[Source data]
---*---

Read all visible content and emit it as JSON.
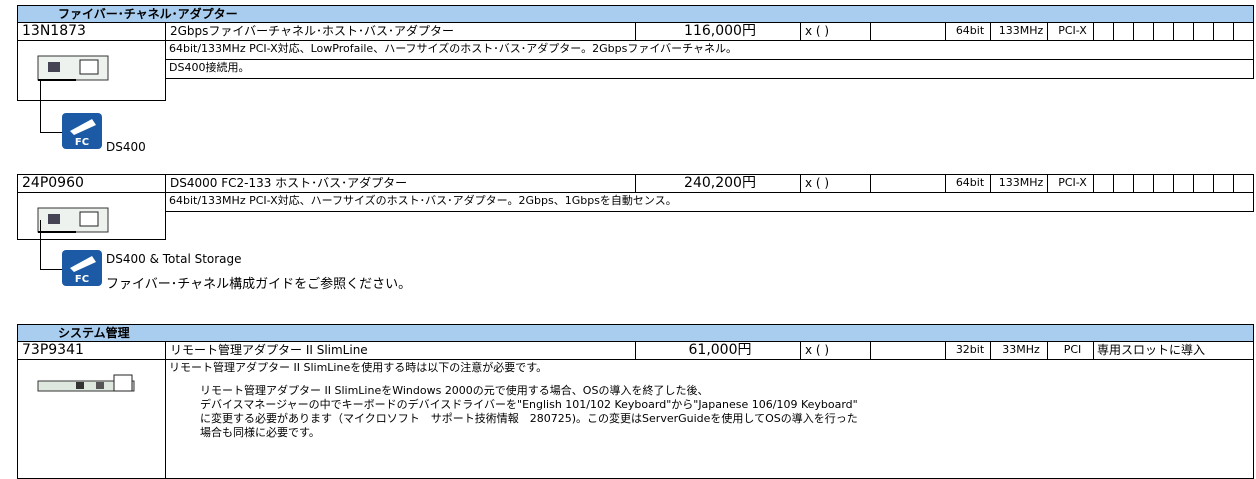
{
  "sections": [
    {
      "title": "ファイバー･チャネル･アダプター",
      "items": [
        {
          "part": "13N1873",
          "name": "2Gbpsファイバーチャネル･ホスト･バス･アダプター",
          "price": "116,000円",
          "option": "x (   )",
          "bus": "64bit",
          "clock": "133MHz",
          "slot": "PCI-X",
          "description": [
            "64bit/133MHz PCI-X対応、LowProfaile、ハーフサイズのホスト･バス･アダプター。2Gbpsファイバーチャネル。",
            "DS400接続用。"
          ],
          "icon_text": [
            "DS400"
          ]
        },
        {
          "part": "24P0960",
          "name": "DS4000 FC2-133 ホスト･バス･アダプター",
          "price": "240,200円",
          "option": "x (   )",
          "bus": "64bit",
          "clock": "133MHz",
          "slot": "PCI-X",
          "description": [
            "64bit/133MHz PCI-X対応、ハーフサイズのホスト･バス･アダプター。2Gbps、1Gbpsを自動センス。"
          ],
          "icon_text": [
            "DS400 & Total Storage",
            "ファイバー･チャネル構成ガイドをご参照ください。"
          ]
        }
      ]
    },
    {
      "title": "システム管理",
      "items": [
        {
          "part": "73P9341",
          "name": "リモート管理アダプター II SlimLine",
          "price": "61,000円",
          "option": "x (   )",
          "bus": "32bit",
          "clock": "33MHz",
          "slot": "PCI",
          "note": "専用スロットに導入",
          "description": [
            "リモート管理アダプター II SlimLineを使用する時は以下の注意が必要です。"
          ],
          "details": [
            "リモート管理アダプター II SlimLineをWindows 2000の元で使用する場合、OSの導入を終了した後、",
            "デバイスマネージャーの中でキーボードのデバイスドライバーを\"English 101/102 Keyboard\"から\"Japanese 106/109 Keyboard\"",
            "に変更する必要があります（マイクロソフト　サポート技術情報　280725)。この変更はServerGuideを使用してOSの導入を行った",
            "場合も同様に必要です。"
          ]
        }
      ]
    }
  ]
}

---*---

-- YOUR OBJECTIVE --
Repeat the lines above exactly, and keep every picture out.

-- FULL OUTPUT --
Read all visible content and emit it as JSON.
{
  "sections": [
    {
      "title": "ファイバー･チャネル･アダプター",
      "items": [
        {
          "part": "13N1873",
          "name": "2Gbpsファイバーチャネル･ホスト･バス･アダプター",
          "price": "116,000円",
          "option": "x (   )",
          "bus": "64bit",
          "clock": "133MHz",
          "slot": "PCI-X",
          "description": [
            "64bit/133MHz PCI-X対応、LowProfaile、ハーフサイズのホスト･バス･アダプター。2Gbpsファイバーチャネル。",
            "DS400接続用。"
          ],
          "icon_text": [
            "DS400"
          ]
        },
        {
          "part": "24P0960",
          "name": "DS4000 FC2-133 ホスト･バス･アダプター",
          "price": "240,200円",
          "option": "x (   )",
          "bus": "64bit",
          "clock": "133MHz",
          "slot": "PCI-X",
          "description": [
            "64bit/133MHz PCI-X対応、ハーフサイズのホスト･バス･アダプター。2Gbps、1Gbpsを自動センス。"
          ],
          "icon_text": [
            "DS400 & Total Storage",
            "ファイバー･チャネル構成ガイドをご参照ください。"
          ]
        }
      ]
    },
    {
      "title": "システム管理",
      "items": [
        {
          "part": "73P9341",
          "name": "リモート管理アダプター II SlimLine",
          "price": "61,000円",
          "option": "x (   )",
          "bus": "32bit",
          "clock": "33MHz",
          "slot": "PCI",
          "note": "専用スロットに導入",
          "description": [
            "リモート管理アダプター II SlimLineを使用する時は以下の注意が必要です。"
          ],
          "details": [
            "リモート管理アダプター II SlimLineをWindows 2000の元で使用する場合、OSの導入を終了した後、",
            "デバイスマネージャーの中でキーボードのデバイスドライバーを\"English 101/102 Keyboard\"から\"Japanese 106/109 Keyboard\"",
            "に変更する必要があります（マイクロソフト　サポート技術情報　280725)。この変更はServerGuideを使用してOSの導入を行った",
            "場合も同様に必要です。"
          ]
        }
      ]
    }
  ]
}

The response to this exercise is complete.